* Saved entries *
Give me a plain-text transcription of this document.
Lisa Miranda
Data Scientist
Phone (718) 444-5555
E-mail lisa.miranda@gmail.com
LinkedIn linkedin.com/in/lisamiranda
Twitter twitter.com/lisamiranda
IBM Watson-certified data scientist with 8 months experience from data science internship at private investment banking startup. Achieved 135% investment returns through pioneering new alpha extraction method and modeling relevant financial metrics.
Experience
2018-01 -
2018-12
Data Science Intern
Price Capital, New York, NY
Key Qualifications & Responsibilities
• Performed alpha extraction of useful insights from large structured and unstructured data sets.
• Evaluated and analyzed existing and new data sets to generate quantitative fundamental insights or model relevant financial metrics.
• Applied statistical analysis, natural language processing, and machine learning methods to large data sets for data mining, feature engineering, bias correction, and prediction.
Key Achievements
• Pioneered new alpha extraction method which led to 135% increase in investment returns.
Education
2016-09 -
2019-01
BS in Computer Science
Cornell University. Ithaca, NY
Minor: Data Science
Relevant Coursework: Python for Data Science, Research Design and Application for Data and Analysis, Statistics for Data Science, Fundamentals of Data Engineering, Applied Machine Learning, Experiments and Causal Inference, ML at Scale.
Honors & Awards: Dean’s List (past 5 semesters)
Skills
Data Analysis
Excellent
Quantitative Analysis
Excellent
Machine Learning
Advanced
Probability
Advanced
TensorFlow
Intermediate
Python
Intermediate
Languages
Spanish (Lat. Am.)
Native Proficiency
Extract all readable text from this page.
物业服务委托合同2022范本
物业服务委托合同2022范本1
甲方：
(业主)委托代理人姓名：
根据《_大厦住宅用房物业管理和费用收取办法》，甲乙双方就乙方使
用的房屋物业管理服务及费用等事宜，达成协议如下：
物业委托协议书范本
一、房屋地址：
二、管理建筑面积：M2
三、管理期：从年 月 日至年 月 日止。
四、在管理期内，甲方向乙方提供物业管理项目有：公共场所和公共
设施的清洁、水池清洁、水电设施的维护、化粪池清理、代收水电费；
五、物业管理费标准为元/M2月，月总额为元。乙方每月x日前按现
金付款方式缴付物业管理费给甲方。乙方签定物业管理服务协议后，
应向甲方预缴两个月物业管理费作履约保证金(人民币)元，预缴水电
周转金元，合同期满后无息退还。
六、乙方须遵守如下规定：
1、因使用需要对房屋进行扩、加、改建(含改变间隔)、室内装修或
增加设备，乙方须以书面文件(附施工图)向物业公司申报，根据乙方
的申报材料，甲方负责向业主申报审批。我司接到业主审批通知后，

* Objective *
Copy only this span: the line that contains "Extract all readable text from this page.", the last line, and every line between them.

* In response *
Extract all readable text from this page.
物业服务委托合同2022范本
物业服务委托合同2022范本1
甲方：
(业主)委托代理人姓名：
根据《_大厦住宅用房物业管理和费用收取办法》，甲乙双方就乙方使
用的房屋物业管理服务及费用等事宜，达成协议如下：
物业委托协议书范本
一、房屋地址：
二、管理建筑面积：M2
三、管理期：从年 月 日至年 月 日止。
四、在管理期内，甲方向乙方提供物业管理项目有：公共场所和公共
设施的清洁、水池清洁、水电设施的维护、化粪池清理、代收水电费；
五、物业管理费标准为元/M2月，月总额为元。乙方每月x日前按现
金付款方式缴付物业管理费给甲方。乙方签定物业管理服务协议后，
应向甲方预缴两个月物业管理费作履约保证金(人民币)元，预缴水电
周转金元，合同期满后无息退还。
六、乙方须遵守如下规定：
1、因使用需要对房屋进行扩、加、改建(含改变间隔)、室内装修或
增加设备，乙方须以书面文件(附施工图)向物业公司申报，根据乙方
的申报材料，甲方负责向业主申报审批。我司接到业主审批通知后，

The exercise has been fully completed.